- WORK TO BE COMPLETED
Reproduce all entries precisely as they are written.
────
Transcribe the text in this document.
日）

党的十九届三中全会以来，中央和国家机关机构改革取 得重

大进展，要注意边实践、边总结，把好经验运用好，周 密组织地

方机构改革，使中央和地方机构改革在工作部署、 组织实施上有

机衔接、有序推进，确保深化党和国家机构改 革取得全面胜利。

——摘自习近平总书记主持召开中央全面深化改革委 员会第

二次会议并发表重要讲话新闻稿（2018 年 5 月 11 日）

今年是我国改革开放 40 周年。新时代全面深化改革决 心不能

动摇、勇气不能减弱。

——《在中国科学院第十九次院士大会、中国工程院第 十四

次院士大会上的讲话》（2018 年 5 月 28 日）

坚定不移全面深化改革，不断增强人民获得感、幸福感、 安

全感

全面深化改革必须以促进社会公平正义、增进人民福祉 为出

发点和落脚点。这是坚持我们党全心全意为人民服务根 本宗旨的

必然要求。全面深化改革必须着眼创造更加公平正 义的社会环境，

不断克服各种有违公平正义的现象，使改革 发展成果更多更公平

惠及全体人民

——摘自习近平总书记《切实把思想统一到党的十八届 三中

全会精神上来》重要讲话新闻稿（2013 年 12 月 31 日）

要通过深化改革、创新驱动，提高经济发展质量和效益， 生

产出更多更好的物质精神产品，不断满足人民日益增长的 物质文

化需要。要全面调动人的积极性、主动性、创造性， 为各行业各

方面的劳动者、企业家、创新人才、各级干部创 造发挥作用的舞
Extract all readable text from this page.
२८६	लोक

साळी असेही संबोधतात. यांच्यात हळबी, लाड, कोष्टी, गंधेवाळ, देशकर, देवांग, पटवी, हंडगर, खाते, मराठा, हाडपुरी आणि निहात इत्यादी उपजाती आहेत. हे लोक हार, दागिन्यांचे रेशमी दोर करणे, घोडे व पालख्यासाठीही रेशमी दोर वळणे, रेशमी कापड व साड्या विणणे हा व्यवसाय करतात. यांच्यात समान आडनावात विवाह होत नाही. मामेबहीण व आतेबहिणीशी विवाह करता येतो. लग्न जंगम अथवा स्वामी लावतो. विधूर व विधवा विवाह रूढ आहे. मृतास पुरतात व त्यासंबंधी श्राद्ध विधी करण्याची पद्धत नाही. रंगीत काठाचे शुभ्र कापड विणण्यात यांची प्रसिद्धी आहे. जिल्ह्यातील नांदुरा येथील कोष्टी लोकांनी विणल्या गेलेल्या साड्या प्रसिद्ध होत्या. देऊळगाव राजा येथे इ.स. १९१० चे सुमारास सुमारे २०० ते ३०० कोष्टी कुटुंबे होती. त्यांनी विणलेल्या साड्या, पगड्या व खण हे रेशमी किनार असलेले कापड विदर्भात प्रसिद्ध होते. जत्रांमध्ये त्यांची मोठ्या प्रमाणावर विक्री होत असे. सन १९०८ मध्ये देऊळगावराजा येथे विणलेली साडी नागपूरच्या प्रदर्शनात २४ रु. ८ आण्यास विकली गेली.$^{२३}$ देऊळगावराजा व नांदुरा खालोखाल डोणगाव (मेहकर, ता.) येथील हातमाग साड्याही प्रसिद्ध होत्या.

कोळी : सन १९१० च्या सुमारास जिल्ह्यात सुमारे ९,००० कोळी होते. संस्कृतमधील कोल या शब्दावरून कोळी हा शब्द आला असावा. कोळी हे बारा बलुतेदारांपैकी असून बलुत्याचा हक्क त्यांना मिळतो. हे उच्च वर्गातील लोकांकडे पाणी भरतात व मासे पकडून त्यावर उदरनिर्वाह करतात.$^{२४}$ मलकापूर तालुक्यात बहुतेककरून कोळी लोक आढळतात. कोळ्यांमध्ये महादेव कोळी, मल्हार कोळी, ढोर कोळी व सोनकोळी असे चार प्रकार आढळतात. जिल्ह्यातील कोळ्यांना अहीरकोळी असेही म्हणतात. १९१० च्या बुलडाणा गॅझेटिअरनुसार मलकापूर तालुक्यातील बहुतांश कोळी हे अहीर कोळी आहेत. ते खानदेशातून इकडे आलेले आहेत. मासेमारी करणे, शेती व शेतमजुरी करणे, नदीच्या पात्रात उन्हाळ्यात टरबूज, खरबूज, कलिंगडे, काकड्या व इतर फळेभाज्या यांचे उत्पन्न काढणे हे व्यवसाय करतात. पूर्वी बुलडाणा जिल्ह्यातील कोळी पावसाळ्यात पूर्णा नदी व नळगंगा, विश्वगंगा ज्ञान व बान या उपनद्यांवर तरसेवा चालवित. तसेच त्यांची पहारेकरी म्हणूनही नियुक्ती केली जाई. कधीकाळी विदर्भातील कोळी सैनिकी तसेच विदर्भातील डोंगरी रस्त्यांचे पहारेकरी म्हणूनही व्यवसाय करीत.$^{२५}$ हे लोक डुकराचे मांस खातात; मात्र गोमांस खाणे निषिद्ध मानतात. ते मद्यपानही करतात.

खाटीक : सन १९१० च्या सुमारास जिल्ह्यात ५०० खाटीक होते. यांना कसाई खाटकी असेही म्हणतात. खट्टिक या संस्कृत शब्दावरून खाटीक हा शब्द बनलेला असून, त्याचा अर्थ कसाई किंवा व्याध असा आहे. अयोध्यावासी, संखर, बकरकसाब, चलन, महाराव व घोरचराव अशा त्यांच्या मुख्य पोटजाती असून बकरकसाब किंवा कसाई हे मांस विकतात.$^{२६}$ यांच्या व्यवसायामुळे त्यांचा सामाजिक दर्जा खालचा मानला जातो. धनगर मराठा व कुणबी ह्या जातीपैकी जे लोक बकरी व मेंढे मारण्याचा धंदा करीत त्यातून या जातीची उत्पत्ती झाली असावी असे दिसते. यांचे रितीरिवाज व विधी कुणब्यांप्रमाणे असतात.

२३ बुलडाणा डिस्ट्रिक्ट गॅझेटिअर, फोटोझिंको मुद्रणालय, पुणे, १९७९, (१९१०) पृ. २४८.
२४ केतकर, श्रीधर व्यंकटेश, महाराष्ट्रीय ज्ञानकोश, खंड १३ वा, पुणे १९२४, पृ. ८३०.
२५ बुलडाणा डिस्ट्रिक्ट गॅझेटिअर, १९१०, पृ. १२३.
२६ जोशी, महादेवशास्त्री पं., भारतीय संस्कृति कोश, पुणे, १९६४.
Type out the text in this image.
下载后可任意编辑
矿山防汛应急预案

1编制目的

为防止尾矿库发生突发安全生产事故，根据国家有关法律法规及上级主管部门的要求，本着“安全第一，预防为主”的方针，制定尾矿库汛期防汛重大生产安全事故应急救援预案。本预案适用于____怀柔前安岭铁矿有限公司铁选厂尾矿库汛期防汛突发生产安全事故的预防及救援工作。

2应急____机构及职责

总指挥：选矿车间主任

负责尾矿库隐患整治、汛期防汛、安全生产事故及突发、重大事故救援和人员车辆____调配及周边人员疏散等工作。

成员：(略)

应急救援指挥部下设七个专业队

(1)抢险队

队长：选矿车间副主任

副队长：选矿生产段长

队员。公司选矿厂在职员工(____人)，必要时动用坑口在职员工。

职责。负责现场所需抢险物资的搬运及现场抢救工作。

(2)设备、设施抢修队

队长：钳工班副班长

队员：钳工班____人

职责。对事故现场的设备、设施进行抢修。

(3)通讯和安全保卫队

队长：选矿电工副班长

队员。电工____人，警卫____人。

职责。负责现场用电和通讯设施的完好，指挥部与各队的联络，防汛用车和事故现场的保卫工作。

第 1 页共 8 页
────
- REPLY
Transcribe the text in this document.
日）

党的十九届三中全会以来，中央和国家机关机构改革取 得重

大进展，要注意边实践、边总结，把好经验运用好，周 密组织地

方机构改革，使中央和地方机构改革在工作部署、 组织实施上有

机衔接、有序推进，确保深化党和国家机构改 革取得全面胜利。

——摘自习近平总书记主持召开中央全面深化改革委 员会第

二次会议并发表重要讲话新闻稿（2018 年 5 月 11 日）

今年是我国改革开放 40 周年。新时代全面深化改革决 心不能

动摇、勇气不能减弱。

——《在中国科学院第十九次院士大会、中国工程院第 十四

次院士大会上的讲话》（2018 年 5 月 28 日）

坚定不移全面深化改革，不断增强人民获得感、幸福感、 安

全感

全面深化改革必须以促进社会公平正义、增进人民福祉 为出

发点和落脚点。这是坚持我们党全心全意为人民服务根 本宗旨的

必然要求。全面深化改革必须着眼创造更加公平正 义的社会环境，

不断克服各种有违公平正义的现象，使改革 发展成果更多更公平

惠及全体人民

——摘自习近平总书记《切实把思想统一到党的十八届 三中

全会精神上来》重要讲话新闻稿（2013 年 12 月 31 日）

要通过深化改革、创新驱动，提高经济发展质量和效益， 生

产出更多更好的物质精神产品，不断满足人民日益增长的 物质文

化需要。要全面调动人的积极性、主动性、创造性， 为各行业各

方面的劳动者、企业家、创新人才、各级干部创 造发挥作用的舞
Extract all readable text from this page.
२८६	लोक

साळी असेही संबोधतात. यांच्यात हळबी, लाड, कोष्टी, गंधेवाळ, देशकर, देवांग, पटवी, हंडगर, खाते, मराठा, हाडपुरी आणि निहात इत्यादी उपजाती आहेत. हे लोक हार, दागिन्यांचे रेशमी दोर करणे, घोडे व पालख्यासाठीही रेशमी दोर वळणे, रेशमी कापड व साड्या विणणे हा व्यवसाय करतात. यांच्यात समान आडनावात विवाह होत नाही. मामेबहीण व आतेबहिणीशी विवाह करता येतो. लग्न जंगम अथवा स्वामी लावतो. विधूर व विधवा विवाह रूढ आहे. मृतास पुरतात व त्यासंबंधी श्राद्ध विधी करण्याची पद्धत नाही. रंगीत काठाचे शुभ्र कापड विणण्यात यांची प्रसिद्धी आहे. जिल्ह्यातील नांदुरा येथील कोष्टी लोकांनी विणल्या गेलेल्या साड्या प्रसिद्ध होत्या. देऊळगाव राजा येथे इ.स. १९१० चे सुमारास सुमारे २०० ते ३०० कोष्टी कुटुंबे होती. त्यांनी विणलेल्या साड्या, पगड्या व खण हे रेशमी किनार असलेले कापड विदर्भात प्रसिद्ध होते. जत्रांमध्ये त्यांची मोठ्या प्रमाणावर विक्री होत असे. सन १९०८ मध्ये देऊळगावराजा येथे विणलेली साडी नागपूरच्या प्रदर्शनात २४ रु. ८ आण्यास विकली गेली.$^{२३}$ देऊळगावराजा व नांदुरा खालोखाल डोणगाव (मेहकर, ता.) येथील हातमाग साड्याही प्रसिद्ध होत्या.

कोळी : सन १९१० च्या सुमारास जिल्ह्यात सुमारे ९,००० कोळी होते. संस्कृतमधील कोल या शब्दावरून कोळी हा शब्द आला असावा. कोळी हे बारा बलुतेदारांपैकी असून बलुत्याचा हक्क त्यांना मिळतो. हे उच्च वर्गातील लोकांकडे पाणी भरतात व मासे पकडून त्यावर उदरनिर्वाह करतात.$^{२४}$ मलकापूर तालुक्यात बहुतेककरून कोळी लोक आढळतात. कोळ्यांमध्ये महादेव कोळी, मल्हार कोळी, ढोर कोळी व सोनकोळी असे चार प्रकार आढळतात. जिल्ह्यातील कोळ्यांना अहीरकोळी असेही म्हणतात. १९१० च्या बुलडाणा गॅझेटिअरनुसार मलकापूर तालुक्यातील बहुतांश कोळी हे अहीर कोळी आहेत. ते खानदेशातून इकडे आलेले आहेत. मासेमारी करणे, शेती व शेतमजुरी करणे, नदीच्या पात्रात उन्हाळ्यात टरबूज, खरबूज, कलिंगडे, काकड्या व इतर फळेभाज्या यांचे उत्पन्न काढणे हे व्यवसाय करतात. पूर्वी बुलडाणा जिल्ह्यातील कोळी पावसाळ्यात पूर्णा नदी व नळगंगा, विश्वगंगा ज्ञान व बान या उपनद्यांवर तरसेवा चालवित. तसेच त्यांची पहारेकरी म्हणूनही नियुक्ती केली जाई. कधीकाळी विदर्भातील कोळी सैनिकी तसेच विदर्भातील डोंगरी रस्त्यांचे पहारेकरी म्हणूनही व्यवसाय करीत.$^{२५}$ हे लोक डुकराचे मांस खातात; मात्र गोमांस खाणे निषिद्ध मानतात. ते मद्यपानही करतात.

खाटीक : सन १९१० च्या सुमारास जिल्ह्यात ५०० खाटीक होते. यांना कसाई खाटकी असेही म्हणतात. खट्टिक या संस्कृत शब्दावरून खाटीक हा शब्द बनलेला असून, त्याचा अर्थ कसाई किंवा व्याध असा आहे. अयोध्यावासी, संखर, बकरकसाब, चलन, महाराव व घोरचराव अशा त्यांच्या मुख्य पोटजाती असून बकरकसाब किंवा कसाई हे मांस विकतात.$^{२६}$ यांच्या व्यवसायामुळे त्यांचा सामाजिक दर्जा खालचा मानला जातो. धनगर मराठा व कुणबी ह्या जातीपैकी जे लोक बकरी व मेंढे मारण्याचा धंदा करीत त्यातून या जातीची उत्पत्ती झाली असावी असे दिसते. यांचे रितीरिवाज व विधी कुणब्यांप्रमाणे असतात.

२३ बुलडाणा डिस्ट्रिक्ट गॅझेटिअर, फोटोझिंको मुद्रणालय, पुणे, १९७९, (१९१०) पृ. २४८.
२४ केतकर, श्रीधर व्यंकटेश, महाराष्ट्रीय ज्ञानकोश, खंड १३ वा, पुणे १९२४, पृ. ८३०.
२५ बुलडाणा डिस्ट्रिक्ट गॅझेटिअर, १९१०, पृ. १२३.
२६ जोशी, महादेवशास्त्री पं., भारतीय संस्कृति कोश, पुणे, १९६४.
Type out the text in this image.
下载后可任意编辑
矿山防汛应急预案

1编制目的

为防止尾矿库发生突发安全生产事故，根据国家有关法律法规及上级主管部门的要求，本着“安全第一，预防为主”的方针，制定尾矿库汛期防汛重大生产安全事故应急救援预案。本预案适用于____怀柔前安岭铁矿有限公司铁选厂尾矿库汛期防汛突发生产安全事故的预防及救援工作。

2应急____机构及职责

总指挥：选矿车间主任

负责尾矿库隐患整治、汛期防汛、安全生产事故及突发、重大事故救援和人员车辆____调配及周边人员疏散等工作。

成员：(略)

应急救援指挥部下设七个专业队

(1)抢险队

队长：选矿车间副主任

副队长：选矿生产段长

队员。公司选矿厂在职员工(____人)，必要时动用坑口在职员工。

职责。负责现场所需抢险物资的搬运及现场抢救工作。

(2)设备、设施抢修队

队长：钳工班副班长

队员：钳工班____人

职责。对事故现场的设备、设施进行抢修。

(3)通讯和安全保卫队

队长：选矿电工副班长

队员。电工____人，警卫____人。

职责。负责现场用电和通讯设施的完好，指挥部与各队的联络，防汛用车和事故现场的保卫工作。

第 1 页共 8 页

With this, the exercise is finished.